━━━━━ Data for this exercise

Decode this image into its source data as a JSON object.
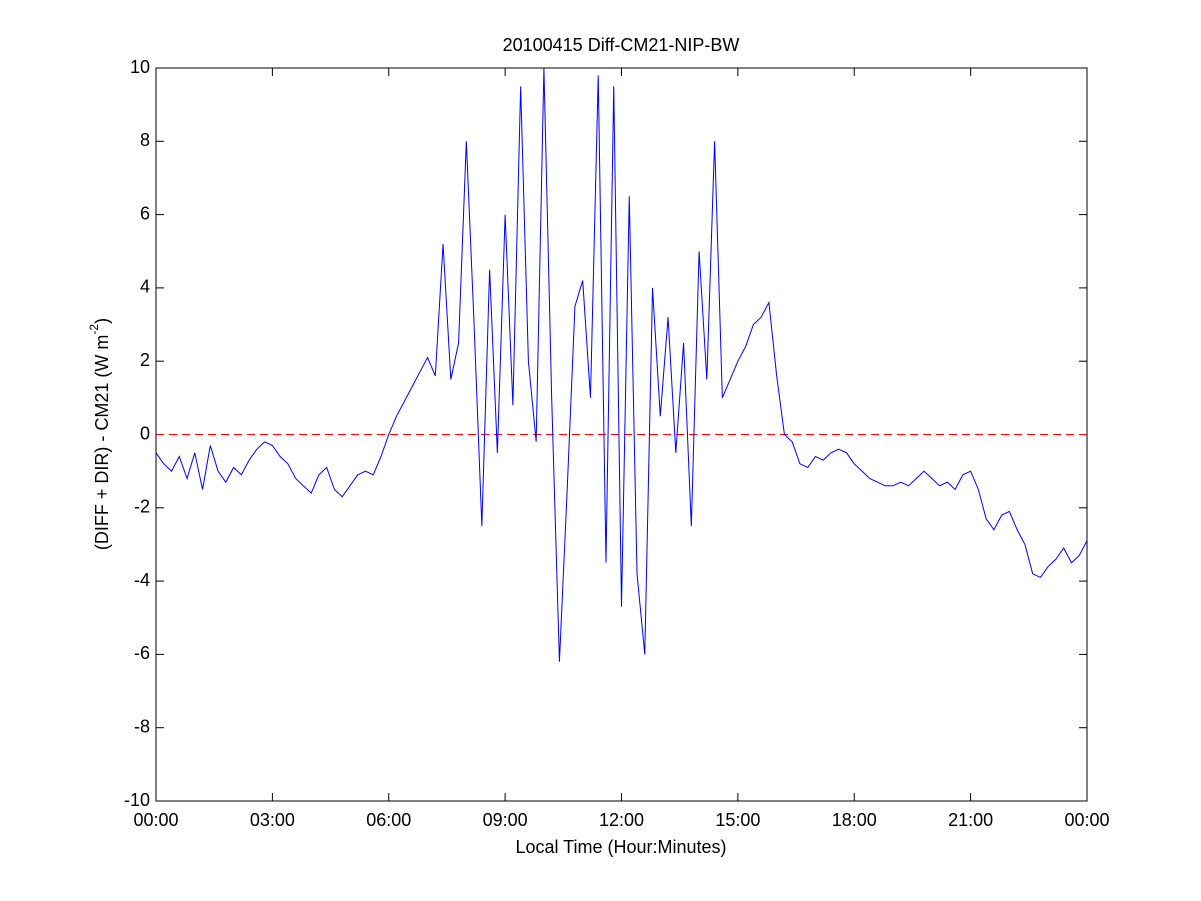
{
  "chart_data": {
    "type": "line",
    "title": "20100415 Diff-CM21-NIP-BW",
    "xlabel": "Local Time (Hour:Minutes)",
    "ylabel_parts": [
      "(DIFF + DIR) - CM21 (W m",
      "-2",
      ")"
    ],
    "x": [
      0,
      0.2,
      0.4,
      0.6,
      0.8,
      1,
      1.2,
      1.4,
      1.6,
      1.8,
      2,
      2.2,
      2.4,
      2.6,
      2.8,
      3,
      3.2,
      3.4,
      3.6,
      3.8,
      4,
      4.2,
      4.4,
      4.6,
      4.8,
      5,
      5.2,
      5.4,
      5.6,
      5.8,
      6,
      6.2,
      6.4,
      6.6,
      6.8,
      7,
      7.2,
      7.4,
      7.6,
      7.8,
      8,
      8.2,
      8.4,
      8.6,
      8.8,
      9,
      9.2,
      9.4,
      9.6,
      9.8,
      10,
      10.2,
      10.4,
      10.6,
      10.8,
      11,
      11.2,
      11.4,
      11.6,
      11.8,
      12,
      12.2,
      12.4,
      12.6,
      12.8,
      13,
      13.2,
      13.4,
      13.6,
      13.8,
      14,
      14.2,
      14.4,
      14.6,
      14.8,
      15,
      15.2,
      15.4,
      15.6,
      15.8,
      16,
      16.2,
      16.4,
      16.6,
      16.8,
      17,
      17.2,
      17.4,
      17.6,
      17.8,
      18,
      18.2,
      18.4,
      18.6,
      18.8,
      19,
      19.2,
      19.4,
      19.6,
      19.8,
      20,
      20.2,
      20.4,
      20.6,
      20.8,
      21,
      21.2,
      21.4,
      21.6,
      21.8,
      22,
      22.2,
      22.4,
      22.6,
      22.8,
      23,
      23.2,
      23.4,
      23.6,
      23.8,
      24
    ],
    "series": [
      {
        "name": "Diff-CM21-NIP-BW",
        "color": "#0000ff",
        "values": [
          -0.5,
          -0.8,
          -1.0,
          -0.6,
          -1.2,
          -0.5,
          -1.5,
          -0.3,
          -1.0,
          -1.3,
          -0.9,
          -1.1,
          -0.7,
          -0.4,
          -0.2,
          -0.3,
          -0.6,
          -0.8,
          -1.2,
          -1.4,
          -1.6,
          -1.1,
          -0.9,
          -1.5,
          -1.7,
          -1.4,
          -1.1,
          -1.0,
          -1.1,
          -0.6,
          0.0,
          0.5,
          0.9,
          1.3,
          1.7,
          2.1,
          1.6,
          5.2,
          1.5,
          2.5,
          8.0,
          3.0,
          -2.5,
          4.5,
          -0.5,
          6.0,
          0.8,
          9.5,
          2.0,
          -0.2,
          10,
          1.0,
          -6.2,
          -1.5,
          3.5,
          4.2,
          1.0,
          9.8,
          -3.5,
          9.5,
          -4.7,
          6.5,
          -3.8,
          -6.0,
          4.0,
          0.5,
          3.2,
          -0.5,
          2.5,
          -2.5,
          5.0,
          1.5,
          8.0,
          1.0,
          1.5,
          2.0,
          2.4,
          3.0,
          3.2,
          3.6,
          1.6,
          0.0,
          -0.2,
          -0.8,
          -0.9,
          -0.6,
          -0.7,
          -0.5,
          -0.4,
          -0.5,
          -0.8,
          -1.0,
          -1.2,
          -1.3,
          -1.4,
          -1.4,
          -1.3,
          -1.4,
          -1.2,
          -1.0,
          -1.2,
          -1.4,
          -1.3,
          -1.5,
          -1.1,
          -1.0,
          -1.5,
          -2.3,
          -2.6,
          -2.2,
          -2.1,
          -2.6,
          -3.0,
          -3.8,
          -3.9,
          -3.6,
          -3.4,
          -3.1,
          -3.5,
          -3.3,
          -2.9
        ]
      }
    ],
    "reference_line": {
      "value": 0,
      "color": "#ff0000"
    },
    "xlim": [
      0,
      24
    ],
    "xticks": [
      {
        "value": 0,
        "label": "00:00"
      },
      {
        "value": 3,
        "label": "03:00"
      },
      {
        "value": 6,
        "label": "06:00"
      },
      {
        "value": 9,
        "label": "09:00"
      },
      {
        "value": 12,
        "label": "12:00"
      },
      {
        "value": 15,
        "label": "15:00"
      },
      {
        "value": 18,
        "label": "18:00"
      },
      {
        "value": 21,
        "label": "21:00"
      },
      {
        "value": 24,
        "label": "00:00"
      }
    ],
    "ylim": [
      -10,
      10
    ],
    "yticks": [
      -10,
      -8,
      -6,
      -4,
      -2,
      0,
      2,
      4,
      6,
      8,
      10
    ],
    "grid": false
  }
}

━━━━━━━━━━

Given instruction
Quote each entry above verbatim and drop the pictures.

Task output
Decode this image into its source data as a JSON object.
{
  "chart_data": {
    "type": "line",
    "title": "20100415 Diff-CM21-NIP-BW",
    "xlabel": "Local Time (Hour:Minutes)",
    "ylabel_parts": [
      "(DIFF + DIR) - CM21 (W m",
      "-2",
      ")"
    ],
    "x": [
      0,
      0.2,
      0.4,
      0.6,
      0.8,
      1,
      1.2,
      1.4,
      1.6,
      1.8,
      2,
      2.2,
      2.4,
      2.6,
      2.8,
      3,
      3.2,
      3.4,
      3.6,
      3.8,
      4,
      4.2,
      4.4,
      4.6,
      4.8,
      5,
      5.2,
      5.4,
      5.6,
      5.8,
      6,
      6.2,
      6.4,
      6.6,
      6.8,
      7,
      7.2,
      7.4,
      7.6,
      7.8,
      8,
      8.2,
      8.4,
      8.6,
      8.8,
      9,
      9.2,
      9.4,
      9.6,
      9.8,
      10,
      10.2,
      10.4,
      10.6,
      10.8,
      11,
      11.2,
      11.4,
      11.6,
      11.8,
      12,
      12.2,
      12.4,
      12.6,
      12.8,
      13,
      13.2,
      13.4,
      13.6,
      13.8,
      14,
      14.2,
      14.4,
      14.6,
      14.8,
      15,
      15.2,
      15.4,
      15.6,
      15.8,
      16,
      16.2,
      16.4,
      16.6,
      16.8,
      17,
      17.2,
      17.4,
      17.6,
      17.8,
      18,
      18.2,
      18.4,
      18.6,
      18.8,
      19,
      19.2,
      19.4,
      19.6,
      19.8,
      20,
      20.2,
      20.4,
      20.6,
      20.8,
      21,
      21.2,
      21.4,
      21.6,
      21.8,
      22,
      22.2,
      22.4,
      22.6,
      22.8,
      23,
      23.2,
      23.4,
      23.6,
      23.8,
      24
    ],
    "series": [
      {
        "name": "Diff-CM21-NIP-BW",
        "color": "#0000ff",
        "values": [
          -0.5,
          -0.8,
          -1.0,
          -0.6,
          -1.2,
          -0.5,
          -1.5,
          -0.3,
          -1.0,
          -1.3,
          -0.9,
          -1.1,
          -0.7,
          -0.4,
          -0.2,
          -0.3,
          -0.6,
          -0.8,
          -1.2,
          -1.4,
          -1.6,
          -1.1,
          -0.9,
          -1.5,
          -1.7,
          -1.4,
          -1.1,
          -1.0,
          -1.1,
          -0.6,
          0.0,
          0.5,
          0.9,
          1.3,
          1.7,
          2.1,
          1.6,
          5.2,
          1.5,
          2.5,
          8.0,
          3.0,
          -2.5,
          4.5,
          -0.5,
          6.0,
          0.8,
          9.5,
          2.0,
          -0.2,
          10,
          1.0,
          -6.2,
          -1.5,
          3.5,
          4.2,
          1.0,
          9.8,
          -3.5,
          9.5,
          -4.7,
          6.5,
          -3.8,
          -6.0,
          4.0,
          0.5,
          3.2,
          -0.5,
          2.5,
          -2.5,
          5.0,
          1.5,
          8.0,
          1.0,
          1.5,
          2.0,
          2.4,
          3.0,
          3.2,
          3.6,
          1.6,
          0.0,
          -0.2,
          -0.8,
          -0.9,
          -0.6,
          -0.7,
          -0.5,
          -0.4,
          -0.5,
          -0.8,
          -1.0,
          -1.2,
          -1.3,
          -1.4,
          -1.4,
          -1.3,
          -1.4,
          -1.2,
          -1.0,
          -1.2,
          -1.4,
          -1.3,
          -1.5,
          -1.1,
          -1.0,
          -1.5,
          -2.3,
          -2.6,
          -2.2,
          -2.1,
          -2.6,
          -3.0,
          -3.8,
          -3.9,
          -3.6,
          -3.4,
          -3.1,
          -3.5,
          -3.3,
          -2.9
        ]
      }
    ],
    "reference_line": {
      "value": 0,
      "color": "#ff0000"
    },
    "xlim": [
      0,
      24
    ],
    "xticks": [
      {
        "value": 0,
        "label": "00:00"
      },
      {
        "value": 3,
        "label": "03:00"
      },
      {
        "value": 6,
        "label": "06:00"
      },
      {
        "value": 9,
        "label": "09:00"
      },
      {
        "value": 12,
        "label": "12:00"
      },
      {
        "value": 15,
        "label": "15:00"
      },
      {
        "value": 18,
        "label": "18:00"
      },
      {
        "value": 21,
        "label": "21:00"
      },
      {
        "value": 24,
        "label": "00:00"
      }
    ],
    "ylim": [
      -10,
      10
    ],
    "yticks": [
      -10,
      -8,
      -6,
      -4,
      -2,
      0,
      2,
      4,
      6,
      8,
      10
    ],
    "grid": false
  }
}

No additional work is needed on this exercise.